** Begin **
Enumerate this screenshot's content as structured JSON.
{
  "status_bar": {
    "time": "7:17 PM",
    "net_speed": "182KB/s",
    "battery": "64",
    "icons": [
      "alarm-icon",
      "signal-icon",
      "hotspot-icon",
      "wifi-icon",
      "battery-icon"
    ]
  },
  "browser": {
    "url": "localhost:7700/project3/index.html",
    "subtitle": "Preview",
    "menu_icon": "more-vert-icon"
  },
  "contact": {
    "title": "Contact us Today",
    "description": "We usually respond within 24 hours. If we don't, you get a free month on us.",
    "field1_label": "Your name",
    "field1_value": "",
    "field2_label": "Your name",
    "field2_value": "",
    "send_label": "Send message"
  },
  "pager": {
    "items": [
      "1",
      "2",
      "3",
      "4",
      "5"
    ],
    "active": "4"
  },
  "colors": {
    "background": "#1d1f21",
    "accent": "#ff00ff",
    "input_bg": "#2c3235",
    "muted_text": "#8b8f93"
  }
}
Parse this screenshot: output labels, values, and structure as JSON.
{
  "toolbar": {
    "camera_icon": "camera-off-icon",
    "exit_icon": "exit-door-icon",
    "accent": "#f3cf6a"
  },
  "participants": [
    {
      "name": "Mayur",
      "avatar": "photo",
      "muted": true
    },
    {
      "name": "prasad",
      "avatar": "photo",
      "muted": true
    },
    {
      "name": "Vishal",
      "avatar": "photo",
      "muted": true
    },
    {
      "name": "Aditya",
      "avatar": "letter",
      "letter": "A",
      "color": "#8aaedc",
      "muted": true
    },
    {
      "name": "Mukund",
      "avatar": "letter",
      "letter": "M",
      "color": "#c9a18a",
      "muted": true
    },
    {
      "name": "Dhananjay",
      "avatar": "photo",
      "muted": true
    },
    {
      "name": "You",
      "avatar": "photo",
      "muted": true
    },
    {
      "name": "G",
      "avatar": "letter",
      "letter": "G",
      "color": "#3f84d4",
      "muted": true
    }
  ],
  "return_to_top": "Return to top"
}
** End **
What is being asked: Restate all of the entries exactly, please.

Written solution:
Enumerate this screenshot's content as structured JSON.
{
  "status_bar": {
    "time": "7:17 PM",
    "net_speed": "182KB/s",
    "battery": "64",
    "icons": [
      "alarm-icon",
      "signal-icon",
      "hotspot-icon",
      "wifi-icon",
      "battery-icon"
    ]
  },
  "browser": {
    "url": "localhost:7700/project3/index.html",
    "subtitle": "Preview",
    "menu_icon": "more-vert-icon"
  },
  "contact": {
    "title": "Contact us Today",
    "description": "We usually respond within 24 hours. If we don't, you get a free month on us.",
    "field1_label": "Your name",
    "field1_value": "",
    "field2_label": "Your name",
    "field2_value": "",
    "send_label": "Send message"
  },
  "pager": {
    "items": [
      "1",
      "2",
      "3",
      "4",
      "5"
    ],
    "active": "4"
  },
  "colors": {
    "background": "#1d1f21",
    "accent": "#ff00ff",
    "input_bg": "#2c3235",
    "muted_text": "#8b8f93"
  }
}
Parse this screenshot: output labels, values, and structure as JSON.
{
  "toolbar": {
    "camera_icon": "camera-off-icon",
    "exit_icon": "exit-door-icon",
    "accent": "#f3cf6a"
  },
  "participants": [
    {
      "name": "Mayur",
      "avatar": "photo",
      "muted": true
    },
    {
      "name": "prasad",
      "avatar": "photo",
      "muted": true
    },
    {
      "name": "Vishal",
      "avatar": "photo",
      "muted": true
    },
    {
      "name": "Aditya",
      "avatar": "letter",
      "letter": "A",
      "color": "#8aaedc",
      "muted": true
    },
    {
      "name": "Mukund",
      "avatar": "letter",
      "letter": "M",
      "color": "#c9a18a",
      "muted": true
    },
    {
      "name": "Dhananjay",
      "avatar": "photo",
      "muted": true
    },
    {
      "name": "You",
      "avatar": "photo",
      "muted": true
    },
    {
      "name": "G",
      "avatar": "letter",
      "letter": "G",
      "color": "#3f84d4",
      "muted": true
    }
  ],
  "return_to_top": "Return to top"
}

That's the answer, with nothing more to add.